— begin Excerpt to read —

Tasks and indicative estimates:

[ ]undefined[Backend] Create a model and expose fetch counter endpoint: ~2 story points
[ ]undefined[Backend] Expose increment counter endpoint: ~2 story points
[ ]undefined[Backend] Expose endpoints to fetch & increment counter: ~1 story point
[ ]undefined[Frontend] Call counter endpoints to switch between sign-up flows: ~3 story points

Once you have designed your backend, align with your frontend team on the best way for them to receive the information and at which stage of the flow.

Keep in mind and mitigate the main dependencies:

Make sure that your teams are aligned on a contract in advance so that the frontend part can be implemented in parallel with the backend.
Try to avoid your frontend being blocked until the whole backend is done
Regardless of the experiment environment, all UI options should be implemented anyway

3. Analyzing and interpreting results

Once your experiment has been running for a sufficient amount of time, it's important to analyze and interpret the results to draw meaningful conclusions.

Define the list of fields you need to calculate the impact on metrics you decided to focus on earlier.

From the illustrative example above data sources would be 2 tables:

Experiments database:
- Input: experiment id you are looking results for
- Output: list of all user ids that are participants of specific experiment, the group to which each user was assigned and timestamp when user was assigned
Order lifecycle database
- Input: list of users that are in scope of your experiment and timestamp when they were enrolled to experiment
- Output: final statuses of all orders that are associated with these users and were processed after user was enrolled to experiment

Based on this data you can calculate the % successfully created orders for each of the experiment groups.

— end Excerpt to read —
— begin Records provided —

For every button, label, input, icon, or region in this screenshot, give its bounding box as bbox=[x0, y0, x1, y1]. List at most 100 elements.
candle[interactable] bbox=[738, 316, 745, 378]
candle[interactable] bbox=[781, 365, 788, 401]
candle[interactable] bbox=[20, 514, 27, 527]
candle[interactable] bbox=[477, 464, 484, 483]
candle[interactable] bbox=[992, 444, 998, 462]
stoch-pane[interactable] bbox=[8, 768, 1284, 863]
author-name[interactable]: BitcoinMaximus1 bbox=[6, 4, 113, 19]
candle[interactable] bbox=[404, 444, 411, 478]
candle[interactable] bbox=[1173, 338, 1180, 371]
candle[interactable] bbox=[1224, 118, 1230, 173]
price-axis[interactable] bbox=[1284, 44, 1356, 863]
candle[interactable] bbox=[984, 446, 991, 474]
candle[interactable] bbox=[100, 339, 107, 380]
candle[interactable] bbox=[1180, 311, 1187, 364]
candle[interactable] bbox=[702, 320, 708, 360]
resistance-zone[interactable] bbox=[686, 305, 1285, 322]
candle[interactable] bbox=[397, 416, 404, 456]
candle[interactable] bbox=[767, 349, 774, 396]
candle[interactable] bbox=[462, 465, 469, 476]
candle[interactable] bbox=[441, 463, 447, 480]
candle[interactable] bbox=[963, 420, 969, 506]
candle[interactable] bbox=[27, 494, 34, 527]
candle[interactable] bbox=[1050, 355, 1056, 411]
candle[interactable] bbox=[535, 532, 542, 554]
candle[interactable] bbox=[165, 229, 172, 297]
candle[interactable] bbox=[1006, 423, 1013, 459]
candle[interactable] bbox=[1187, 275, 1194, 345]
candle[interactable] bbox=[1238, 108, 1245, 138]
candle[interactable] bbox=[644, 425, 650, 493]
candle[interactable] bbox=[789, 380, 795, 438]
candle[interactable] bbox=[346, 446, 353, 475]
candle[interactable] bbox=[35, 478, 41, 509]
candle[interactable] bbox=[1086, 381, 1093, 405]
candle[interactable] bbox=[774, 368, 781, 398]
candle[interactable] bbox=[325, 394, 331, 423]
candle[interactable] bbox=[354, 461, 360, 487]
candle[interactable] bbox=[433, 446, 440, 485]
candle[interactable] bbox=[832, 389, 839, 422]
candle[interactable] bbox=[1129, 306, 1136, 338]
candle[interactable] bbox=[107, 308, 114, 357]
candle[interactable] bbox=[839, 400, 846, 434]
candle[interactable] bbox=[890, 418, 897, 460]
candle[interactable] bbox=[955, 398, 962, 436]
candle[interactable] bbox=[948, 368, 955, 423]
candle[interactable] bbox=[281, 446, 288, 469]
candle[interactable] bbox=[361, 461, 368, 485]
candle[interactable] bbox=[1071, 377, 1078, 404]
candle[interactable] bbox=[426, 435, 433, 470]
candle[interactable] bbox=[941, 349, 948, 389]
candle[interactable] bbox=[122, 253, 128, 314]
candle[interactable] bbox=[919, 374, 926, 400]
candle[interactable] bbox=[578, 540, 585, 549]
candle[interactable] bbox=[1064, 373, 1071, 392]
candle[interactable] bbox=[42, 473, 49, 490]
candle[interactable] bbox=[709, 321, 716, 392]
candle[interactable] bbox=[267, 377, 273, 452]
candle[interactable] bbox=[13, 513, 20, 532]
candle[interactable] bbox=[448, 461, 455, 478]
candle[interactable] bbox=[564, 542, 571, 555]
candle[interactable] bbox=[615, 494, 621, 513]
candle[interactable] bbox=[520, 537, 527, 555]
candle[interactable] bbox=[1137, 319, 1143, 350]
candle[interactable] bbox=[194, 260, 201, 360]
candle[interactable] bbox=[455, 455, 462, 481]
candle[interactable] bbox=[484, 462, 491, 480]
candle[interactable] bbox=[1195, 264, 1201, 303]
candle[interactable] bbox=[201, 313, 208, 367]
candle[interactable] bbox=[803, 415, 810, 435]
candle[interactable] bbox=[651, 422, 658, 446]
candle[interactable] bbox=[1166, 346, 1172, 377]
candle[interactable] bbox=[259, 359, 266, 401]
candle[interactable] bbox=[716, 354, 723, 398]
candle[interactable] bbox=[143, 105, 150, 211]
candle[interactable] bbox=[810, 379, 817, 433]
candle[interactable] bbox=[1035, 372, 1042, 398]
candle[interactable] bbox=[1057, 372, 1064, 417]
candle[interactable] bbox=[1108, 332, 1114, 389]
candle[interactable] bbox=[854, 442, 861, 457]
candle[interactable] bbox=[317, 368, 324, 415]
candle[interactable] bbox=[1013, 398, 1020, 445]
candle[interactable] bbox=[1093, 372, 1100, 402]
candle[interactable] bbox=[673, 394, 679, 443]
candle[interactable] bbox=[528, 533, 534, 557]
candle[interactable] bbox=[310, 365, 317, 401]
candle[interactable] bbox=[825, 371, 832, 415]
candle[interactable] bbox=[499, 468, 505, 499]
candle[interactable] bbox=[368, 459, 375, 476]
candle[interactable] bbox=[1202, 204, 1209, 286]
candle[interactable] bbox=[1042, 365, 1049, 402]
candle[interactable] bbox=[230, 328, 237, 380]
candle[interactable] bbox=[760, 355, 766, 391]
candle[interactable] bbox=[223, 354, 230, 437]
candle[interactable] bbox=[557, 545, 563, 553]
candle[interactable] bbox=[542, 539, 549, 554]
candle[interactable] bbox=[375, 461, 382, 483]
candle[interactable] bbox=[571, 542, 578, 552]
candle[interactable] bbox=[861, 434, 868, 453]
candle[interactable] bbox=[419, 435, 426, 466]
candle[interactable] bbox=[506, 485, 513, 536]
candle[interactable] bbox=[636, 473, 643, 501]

— end Records provided —
— begin Records provided —

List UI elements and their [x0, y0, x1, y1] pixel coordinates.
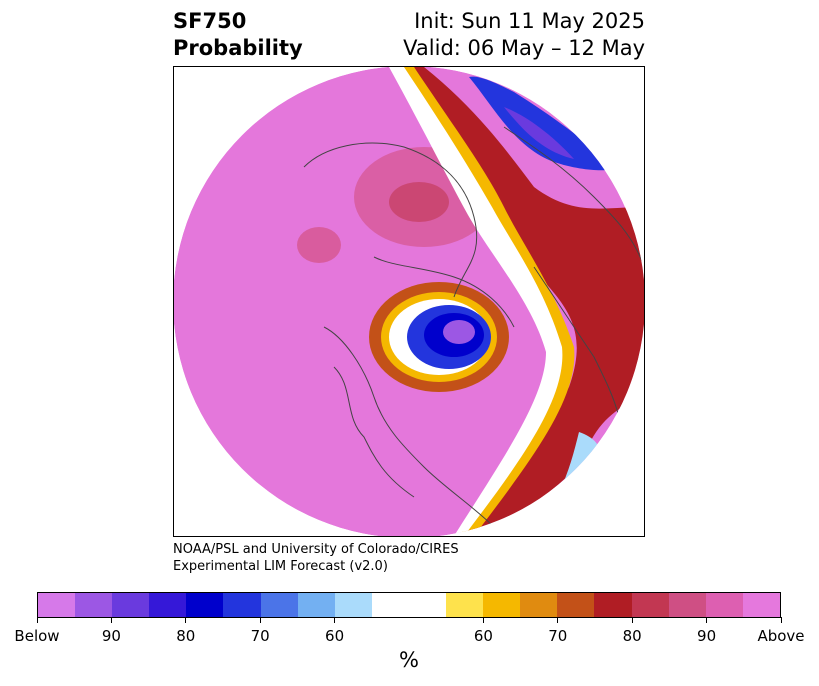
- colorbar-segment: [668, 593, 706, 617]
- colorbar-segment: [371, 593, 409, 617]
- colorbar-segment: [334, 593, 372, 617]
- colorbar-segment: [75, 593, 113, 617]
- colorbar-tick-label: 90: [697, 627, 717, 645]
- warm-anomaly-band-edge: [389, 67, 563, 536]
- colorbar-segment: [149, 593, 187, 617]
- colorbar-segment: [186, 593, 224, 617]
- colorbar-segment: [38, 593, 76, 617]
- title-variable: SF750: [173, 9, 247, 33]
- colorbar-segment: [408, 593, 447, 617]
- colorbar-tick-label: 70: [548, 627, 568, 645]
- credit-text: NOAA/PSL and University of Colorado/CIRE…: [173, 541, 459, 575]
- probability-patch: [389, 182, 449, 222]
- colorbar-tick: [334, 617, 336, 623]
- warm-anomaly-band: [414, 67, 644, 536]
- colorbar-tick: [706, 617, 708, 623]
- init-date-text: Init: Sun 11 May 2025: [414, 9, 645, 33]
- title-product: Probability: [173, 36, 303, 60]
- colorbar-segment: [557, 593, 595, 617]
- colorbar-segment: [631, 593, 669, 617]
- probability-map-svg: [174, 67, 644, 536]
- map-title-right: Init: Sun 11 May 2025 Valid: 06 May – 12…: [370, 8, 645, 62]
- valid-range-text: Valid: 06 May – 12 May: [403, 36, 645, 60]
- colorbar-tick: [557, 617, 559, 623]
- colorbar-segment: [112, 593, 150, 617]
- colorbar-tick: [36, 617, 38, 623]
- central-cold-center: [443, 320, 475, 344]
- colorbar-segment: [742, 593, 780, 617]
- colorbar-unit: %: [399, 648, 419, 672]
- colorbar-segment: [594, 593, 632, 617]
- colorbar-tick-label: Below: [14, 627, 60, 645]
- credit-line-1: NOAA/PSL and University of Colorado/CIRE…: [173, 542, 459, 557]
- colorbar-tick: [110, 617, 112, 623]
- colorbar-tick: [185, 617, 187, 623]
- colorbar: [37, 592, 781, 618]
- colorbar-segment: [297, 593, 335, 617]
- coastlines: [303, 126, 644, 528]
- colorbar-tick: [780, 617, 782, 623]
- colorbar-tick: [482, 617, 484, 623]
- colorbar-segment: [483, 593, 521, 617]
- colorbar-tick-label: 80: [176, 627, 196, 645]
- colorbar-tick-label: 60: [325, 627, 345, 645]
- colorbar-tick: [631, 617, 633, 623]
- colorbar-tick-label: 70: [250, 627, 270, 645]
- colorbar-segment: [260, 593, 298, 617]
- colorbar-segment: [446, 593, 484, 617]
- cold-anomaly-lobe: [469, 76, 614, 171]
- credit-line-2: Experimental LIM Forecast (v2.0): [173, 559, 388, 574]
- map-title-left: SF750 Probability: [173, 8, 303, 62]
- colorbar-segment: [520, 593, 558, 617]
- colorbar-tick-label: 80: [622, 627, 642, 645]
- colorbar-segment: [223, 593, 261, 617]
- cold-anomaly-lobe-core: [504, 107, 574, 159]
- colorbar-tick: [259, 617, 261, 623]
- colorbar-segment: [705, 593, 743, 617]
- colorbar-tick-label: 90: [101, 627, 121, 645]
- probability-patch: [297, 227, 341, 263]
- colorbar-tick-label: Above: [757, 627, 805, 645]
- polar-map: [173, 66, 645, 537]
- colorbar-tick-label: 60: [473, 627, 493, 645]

— end Records provided —
— begin Records provided —

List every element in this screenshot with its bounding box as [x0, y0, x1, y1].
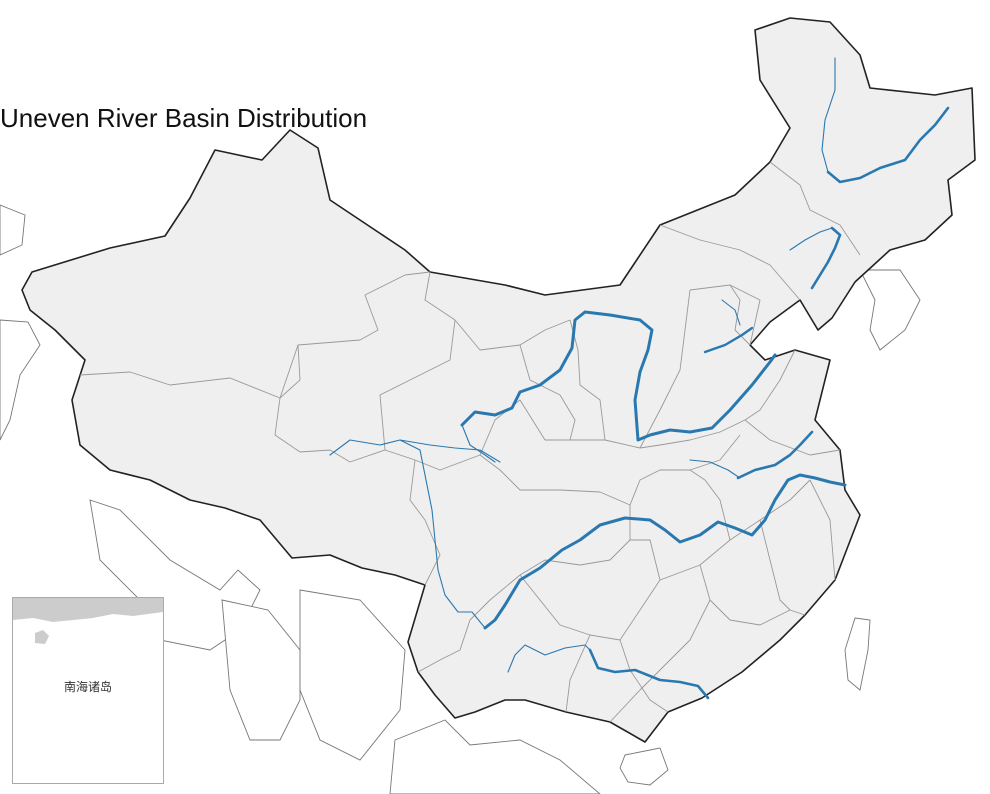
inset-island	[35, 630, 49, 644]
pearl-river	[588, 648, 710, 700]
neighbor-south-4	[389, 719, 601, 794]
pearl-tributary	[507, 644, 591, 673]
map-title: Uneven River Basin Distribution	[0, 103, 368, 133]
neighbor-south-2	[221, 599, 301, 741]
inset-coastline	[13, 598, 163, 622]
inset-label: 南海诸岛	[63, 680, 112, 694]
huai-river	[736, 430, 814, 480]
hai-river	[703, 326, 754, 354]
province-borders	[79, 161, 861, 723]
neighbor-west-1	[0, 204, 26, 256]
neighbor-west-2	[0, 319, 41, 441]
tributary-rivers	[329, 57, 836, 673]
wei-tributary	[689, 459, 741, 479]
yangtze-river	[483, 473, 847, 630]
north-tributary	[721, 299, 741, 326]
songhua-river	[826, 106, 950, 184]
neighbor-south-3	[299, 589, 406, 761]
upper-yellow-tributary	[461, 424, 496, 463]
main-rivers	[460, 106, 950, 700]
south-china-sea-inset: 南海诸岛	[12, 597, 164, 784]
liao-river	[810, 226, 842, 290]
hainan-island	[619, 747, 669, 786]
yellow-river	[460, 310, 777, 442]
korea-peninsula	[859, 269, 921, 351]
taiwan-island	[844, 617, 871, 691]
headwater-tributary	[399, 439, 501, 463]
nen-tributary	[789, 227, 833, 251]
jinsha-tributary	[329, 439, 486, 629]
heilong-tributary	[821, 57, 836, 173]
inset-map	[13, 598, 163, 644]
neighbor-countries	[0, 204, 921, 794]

— end Records provided —

[Task list]:
a – Translate this sentence from the experiment excerpt into Spanish: "Once your experiment has been running for a sufficient amount of time, it's important to analyze and interpret the results to draw meaningful conclusions."
b – Proceed with the experiment excerpt, writing on from its last sentence, the one about calculating the % of successfully created orders for each experiment group.
The rows are separate material, unrelated to the experiment excerpt.

[Answers for this exercise]:
a – Una vez que tu experimento haya estado en marcha durante un tiempo suficiente, es importante analizar e interpretar los resultados para sacar conclusiones significativas.

b –
When analyzing your results, it's important to look beyond just the raw numbers. You'll also want to look for statistical significance to ensure that any differences you observe between your test groups are not just due to random chance. I will not focus too much on this part as I already see plenty of articles related to this topic with this and other online resources. Anyway, excessive knowledge is not required here: in my opinion, being able to apply Z-Test or T-Test to check for the significance of the difference between the 2 groups would be sufficient.

Nevertheless, once you've determined that your results are statistically significant, you can start to draw conclusions about which option of your product performed better.

4. Scaling up the preferred option

After you've successfully run an experiment and gotten a sufficient degree of confidence regarding the best option, the next step is to scale up your changes across your product. There can be several approaches:

The easiest one is to adjust the configuration of your experiment so that 100% of the users will be falling under the group that shows better results. You will need to reserve some time to clean up the code in the future so that displaying this specific part of UI is independent of the experiment environment
The less straightforward one is if your product is available on multiple platforms. Be extra careful in assuming that the results of experiments on the web flow apply to the mobile app flow (and vice versa). Sometimes it’s better to be safe than sorry and run a separate experiment in a similar way, but on another platform.

To conclude

Having your own experiment environment is a very handy tool for any product manager. Regardless of at which stage of maturity your current product is, creating an experiment environment should not take too much time. Paying a fairly low one-off cost to get it working will fairly quickly show you the return on investment.

Finally, here are a few tips to make sure that the results of the experiment make sense:

First of all, understand which metrics will be affected (if any) by implementing the change you are considering.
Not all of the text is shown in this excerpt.